(Dataset records)
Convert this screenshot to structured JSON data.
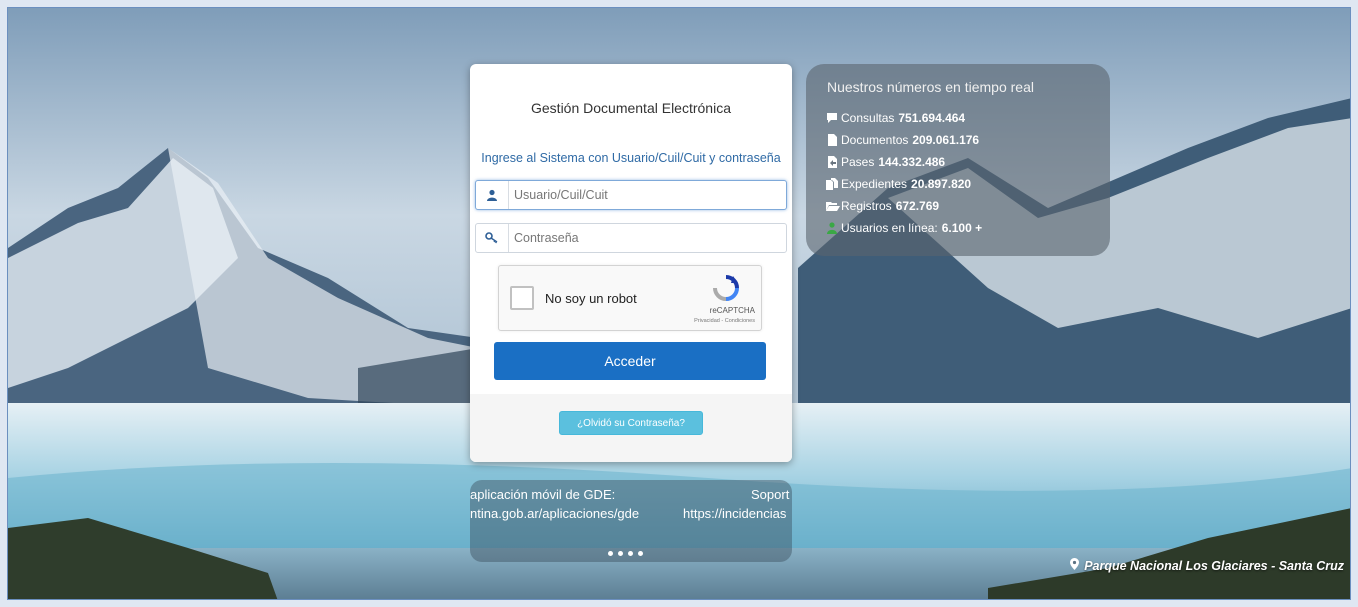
{
  "login": {
    "title": "Gestión Documental Electrónica",
    "subtitle": "Ingrese al Sistema con Usuario/Cuil/Cuit y contraseña",
    "username_placeholder": "Usuario/Cuil/Cuit",
    "password_placeholder": "Contraseña",
    "captcha_label": "No soy un robot",
    "captcha_brand": "reCAPTCHA",
    "captcha_links": "Privacidad - Condiciones",
    "submit_label": "Acceder",
    "forgot_label": "¿Olvidó su Contraseña?"
  },
  "stats": {
    "title": "Nuestros números en tiempo real",
    "items": [
      {
        "label": "Consultas",
        "value": "751.694.464",
        "icon": "comment-icon"
      },
      {
        "label": "Documentos",
        "value": "209.061.176",
        "icon": "document-icon"
      },
      {
        "label": "Pases",
        "value": "144.332.486",
        "icon": "pass-icon"
      },
      {
        "label": "Expedientes",
        "value": "20.897.820",
        "icon": "files-icon"
      },
      {
        "label": "Registros",
        "value": "672.769",
        "icon": "folder-open-icon"
      },
      {
        "label": "Usuarios en línea:",
        "value": "6.100 +",
        "icon": "user-green-icon"
      }
    ]
  },
  "carousel": {
    "line1_left": "aplicación móvil de GDE:",
    "line1_right": "Soport",
    "line2_left": "ntina.gob.ar/aplicaciones/gde",
    "line2_right": "https://incidencias"
  },
  "location": "Parque Nacional Los Glaciares - Santa Cruz",
  "colors": {
    "accent": "#1a6fc4",
    "link": "#2f6aa5",
    "info_button": "#5bc0de",
    "online_green": "#3aa845"
  }
}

**Exercise prompt:** Go over the data above and copy every line that has the word "Cuit" in it.

**Correct output:**
    "subtitle": "Ingrese al Sistema con Usuario/Cuil/Cuit y contraseña",
    "username_placeholder": "Usuario/Cuil/Cuit",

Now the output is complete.